Collection entries:
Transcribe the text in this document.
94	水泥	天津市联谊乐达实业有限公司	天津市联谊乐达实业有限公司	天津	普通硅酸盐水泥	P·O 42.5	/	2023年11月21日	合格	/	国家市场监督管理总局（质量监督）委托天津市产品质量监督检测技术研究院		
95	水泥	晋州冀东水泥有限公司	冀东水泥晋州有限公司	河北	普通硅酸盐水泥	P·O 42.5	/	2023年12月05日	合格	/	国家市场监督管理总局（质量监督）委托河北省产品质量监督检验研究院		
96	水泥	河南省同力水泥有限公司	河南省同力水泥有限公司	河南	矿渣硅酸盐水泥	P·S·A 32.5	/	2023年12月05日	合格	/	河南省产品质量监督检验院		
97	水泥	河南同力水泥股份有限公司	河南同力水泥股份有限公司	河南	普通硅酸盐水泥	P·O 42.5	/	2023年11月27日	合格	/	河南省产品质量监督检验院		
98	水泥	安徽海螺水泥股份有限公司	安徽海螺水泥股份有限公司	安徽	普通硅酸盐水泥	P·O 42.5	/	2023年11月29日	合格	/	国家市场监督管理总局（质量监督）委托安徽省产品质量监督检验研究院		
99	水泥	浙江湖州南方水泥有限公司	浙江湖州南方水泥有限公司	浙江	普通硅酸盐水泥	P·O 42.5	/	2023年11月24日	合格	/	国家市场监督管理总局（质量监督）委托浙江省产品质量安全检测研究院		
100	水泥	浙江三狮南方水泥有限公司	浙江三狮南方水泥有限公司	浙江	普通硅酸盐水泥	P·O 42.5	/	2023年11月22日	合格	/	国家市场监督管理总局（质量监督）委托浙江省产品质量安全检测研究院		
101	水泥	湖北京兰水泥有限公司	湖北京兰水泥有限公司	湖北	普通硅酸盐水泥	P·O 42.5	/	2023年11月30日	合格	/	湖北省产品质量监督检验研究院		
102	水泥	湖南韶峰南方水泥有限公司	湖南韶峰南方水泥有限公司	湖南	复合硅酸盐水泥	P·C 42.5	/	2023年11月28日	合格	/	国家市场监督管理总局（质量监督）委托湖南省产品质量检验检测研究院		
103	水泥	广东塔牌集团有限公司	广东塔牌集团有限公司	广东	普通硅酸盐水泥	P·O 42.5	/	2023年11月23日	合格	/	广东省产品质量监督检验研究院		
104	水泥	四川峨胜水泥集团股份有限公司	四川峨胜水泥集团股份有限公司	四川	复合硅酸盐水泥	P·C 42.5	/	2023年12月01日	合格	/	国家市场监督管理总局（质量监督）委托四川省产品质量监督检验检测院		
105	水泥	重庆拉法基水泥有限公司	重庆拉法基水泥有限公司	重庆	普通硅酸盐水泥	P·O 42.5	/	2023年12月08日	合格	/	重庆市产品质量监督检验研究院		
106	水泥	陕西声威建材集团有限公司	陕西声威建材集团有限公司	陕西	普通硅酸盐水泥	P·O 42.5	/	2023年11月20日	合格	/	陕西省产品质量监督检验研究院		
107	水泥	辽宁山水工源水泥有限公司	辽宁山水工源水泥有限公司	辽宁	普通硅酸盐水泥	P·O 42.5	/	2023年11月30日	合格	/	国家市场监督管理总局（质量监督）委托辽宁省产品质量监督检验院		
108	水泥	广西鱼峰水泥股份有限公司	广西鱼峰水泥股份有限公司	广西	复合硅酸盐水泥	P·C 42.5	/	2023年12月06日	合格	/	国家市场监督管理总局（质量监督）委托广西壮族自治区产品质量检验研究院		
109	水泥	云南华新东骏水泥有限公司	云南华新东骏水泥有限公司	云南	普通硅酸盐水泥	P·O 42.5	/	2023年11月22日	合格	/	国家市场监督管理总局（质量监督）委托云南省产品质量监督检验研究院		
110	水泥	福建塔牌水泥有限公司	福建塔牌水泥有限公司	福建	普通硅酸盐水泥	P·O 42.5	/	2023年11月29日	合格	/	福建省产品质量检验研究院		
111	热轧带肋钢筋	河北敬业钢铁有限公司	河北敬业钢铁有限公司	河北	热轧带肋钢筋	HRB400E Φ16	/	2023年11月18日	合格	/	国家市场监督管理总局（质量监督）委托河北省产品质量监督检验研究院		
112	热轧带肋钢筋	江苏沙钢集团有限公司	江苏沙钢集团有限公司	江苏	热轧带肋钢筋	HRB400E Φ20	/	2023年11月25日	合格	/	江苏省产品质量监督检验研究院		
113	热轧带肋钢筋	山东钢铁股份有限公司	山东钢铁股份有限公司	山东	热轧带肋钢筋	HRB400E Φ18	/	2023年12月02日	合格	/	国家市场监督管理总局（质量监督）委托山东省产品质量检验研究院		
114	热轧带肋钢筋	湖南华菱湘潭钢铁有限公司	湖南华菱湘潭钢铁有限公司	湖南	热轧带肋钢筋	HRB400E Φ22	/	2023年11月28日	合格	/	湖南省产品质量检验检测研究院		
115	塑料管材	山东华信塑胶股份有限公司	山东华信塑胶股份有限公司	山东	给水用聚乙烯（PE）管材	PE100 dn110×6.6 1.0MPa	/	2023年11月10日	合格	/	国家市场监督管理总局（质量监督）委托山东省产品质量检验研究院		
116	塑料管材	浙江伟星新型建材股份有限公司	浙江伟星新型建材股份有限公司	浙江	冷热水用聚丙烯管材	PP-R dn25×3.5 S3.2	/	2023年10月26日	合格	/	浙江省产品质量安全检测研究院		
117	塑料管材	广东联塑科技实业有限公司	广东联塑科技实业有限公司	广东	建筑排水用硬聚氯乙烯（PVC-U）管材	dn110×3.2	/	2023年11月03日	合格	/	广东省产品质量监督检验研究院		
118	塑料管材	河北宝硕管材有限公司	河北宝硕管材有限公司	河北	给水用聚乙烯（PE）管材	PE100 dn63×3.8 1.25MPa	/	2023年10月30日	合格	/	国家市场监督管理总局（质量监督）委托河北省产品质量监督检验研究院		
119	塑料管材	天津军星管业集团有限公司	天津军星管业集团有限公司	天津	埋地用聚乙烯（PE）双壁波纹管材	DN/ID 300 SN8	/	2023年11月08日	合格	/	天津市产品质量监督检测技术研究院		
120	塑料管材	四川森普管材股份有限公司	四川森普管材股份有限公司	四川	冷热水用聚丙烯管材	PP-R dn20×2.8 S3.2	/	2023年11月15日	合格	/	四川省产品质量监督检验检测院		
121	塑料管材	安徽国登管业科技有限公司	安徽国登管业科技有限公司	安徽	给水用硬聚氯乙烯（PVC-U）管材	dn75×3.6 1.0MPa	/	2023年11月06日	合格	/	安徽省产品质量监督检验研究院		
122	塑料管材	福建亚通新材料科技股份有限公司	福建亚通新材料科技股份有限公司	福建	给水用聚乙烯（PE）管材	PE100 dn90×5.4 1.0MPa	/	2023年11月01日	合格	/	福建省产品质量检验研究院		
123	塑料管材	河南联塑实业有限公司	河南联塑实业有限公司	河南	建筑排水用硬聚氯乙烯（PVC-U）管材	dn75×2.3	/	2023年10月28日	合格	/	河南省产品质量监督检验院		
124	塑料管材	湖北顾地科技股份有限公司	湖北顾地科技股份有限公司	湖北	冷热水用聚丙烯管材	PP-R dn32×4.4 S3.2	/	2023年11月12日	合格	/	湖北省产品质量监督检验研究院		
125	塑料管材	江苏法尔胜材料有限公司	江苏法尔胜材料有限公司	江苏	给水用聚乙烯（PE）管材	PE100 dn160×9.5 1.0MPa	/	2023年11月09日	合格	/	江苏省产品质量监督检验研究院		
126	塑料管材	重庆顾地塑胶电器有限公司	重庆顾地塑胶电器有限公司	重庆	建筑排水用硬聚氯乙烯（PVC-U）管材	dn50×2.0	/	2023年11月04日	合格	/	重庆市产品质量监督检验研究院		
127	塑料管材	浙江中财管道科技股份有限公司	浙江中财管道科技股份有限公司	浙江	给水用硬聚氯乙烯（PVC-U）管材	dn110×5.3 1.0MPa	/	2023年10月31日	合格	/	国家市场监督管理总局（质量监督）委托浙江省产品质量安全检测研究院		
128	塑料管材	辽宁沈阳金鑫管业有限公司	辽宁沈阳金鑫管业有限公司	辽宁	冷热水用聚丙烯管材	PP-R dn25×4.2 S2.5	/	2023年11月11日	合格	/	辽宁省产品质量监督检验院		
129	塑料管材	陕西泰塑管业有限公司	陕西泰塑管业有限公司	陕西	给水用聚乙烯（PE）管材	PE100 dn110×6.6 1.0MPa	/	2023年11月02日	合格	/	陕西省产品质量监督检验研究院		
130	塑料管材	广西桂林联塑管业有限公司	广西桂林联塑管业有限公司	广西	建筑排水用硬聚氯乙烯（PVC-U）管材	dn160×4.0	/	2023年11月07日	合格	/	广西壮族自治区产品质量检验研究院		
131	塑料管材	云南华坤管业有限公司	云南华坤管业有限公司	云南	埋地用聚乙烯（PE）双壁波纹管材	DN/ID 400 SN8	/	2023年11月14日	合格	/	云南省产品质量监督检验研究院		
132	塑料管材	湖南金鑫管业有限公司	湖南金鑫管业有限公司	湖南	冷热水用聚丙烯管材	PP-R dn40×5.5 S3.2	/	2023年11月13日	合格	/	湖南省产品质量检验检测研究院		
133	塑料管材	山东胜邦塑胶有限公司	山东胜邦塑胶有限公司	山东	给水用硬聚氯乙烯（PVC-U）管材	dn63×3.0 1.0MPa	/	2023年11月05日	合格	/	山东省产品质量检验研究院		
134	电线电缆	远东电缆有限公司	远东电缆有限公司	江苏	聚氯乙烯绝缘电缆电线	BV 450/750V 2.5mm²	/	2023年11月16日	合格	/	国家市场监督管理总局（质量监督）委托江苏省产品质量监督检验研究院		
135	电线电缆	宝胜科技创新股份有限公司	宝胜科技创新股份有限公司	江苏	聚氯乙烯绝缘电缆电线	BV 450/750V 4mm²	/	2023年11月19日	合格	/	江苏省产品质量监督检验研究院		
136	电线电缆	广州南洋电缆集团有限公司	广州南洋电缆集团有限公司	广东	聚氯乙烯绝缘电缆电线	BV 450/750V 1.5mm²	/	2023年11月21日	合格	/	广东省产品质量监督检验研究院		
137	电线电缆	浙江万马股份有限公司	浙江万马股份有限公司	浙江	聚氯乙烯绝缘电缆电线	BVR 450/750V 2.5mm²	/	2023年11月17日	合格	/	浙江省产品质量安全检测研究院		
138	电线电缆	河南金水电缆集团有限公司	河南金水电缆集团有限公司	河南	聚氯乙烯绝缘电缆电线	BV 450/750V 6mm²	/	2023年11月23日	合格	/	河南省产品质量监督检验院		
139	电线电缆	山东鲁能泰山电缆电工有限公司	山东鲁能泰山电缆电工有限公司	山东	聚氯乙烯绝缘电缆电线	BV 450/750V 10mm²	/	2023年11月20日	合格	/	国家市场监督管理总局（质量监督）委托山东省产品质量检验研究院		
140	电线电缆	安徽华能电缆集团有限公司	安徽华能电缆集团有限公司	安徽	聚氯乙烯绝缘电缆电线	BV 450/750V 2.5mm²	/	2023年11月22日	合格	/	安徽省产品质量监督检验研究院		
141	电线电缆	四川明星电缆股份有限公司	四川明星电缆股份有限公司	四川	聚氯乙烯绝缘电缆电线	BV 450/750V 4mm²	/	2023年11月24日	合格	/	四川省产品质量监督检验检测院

To do: Among the entries above, identify all lines with "给水用硬聚氯乙烯" and copy them.

Response for this exercise:
121	塑料管材	安徽国登管业科技有限公司	安徽国登管业科技有限公司	安徽	给水用硬聚氯乙烯（PVC-U）管材	dn75×3.6 1.0MPa	/	2023年11月06日	合格	/	安徽省产品质量监督检验研究院		
127	塑料管材	浙江中财管道科技股份有限公司	浙江中财管道科技股份有限公司	浙江	给水用硬聚氯乙烯（PVC-U）管材	dn110×5.3 1.0MPa	/	2023年10月31日	合格	/	国家市场监督管理总局（质量监督）委托浙江省产品质量安全检测研究院		
133	塑料管材	山东胜邦塑胶有限公司	山东胜邦塑胶有限公司	山东	给水用硬聚氯乙烯（PVC-U）管材	dn63×3.0 1.0MPa	/	2023年11月05日	合格	/	山东省产品质量检验研究院		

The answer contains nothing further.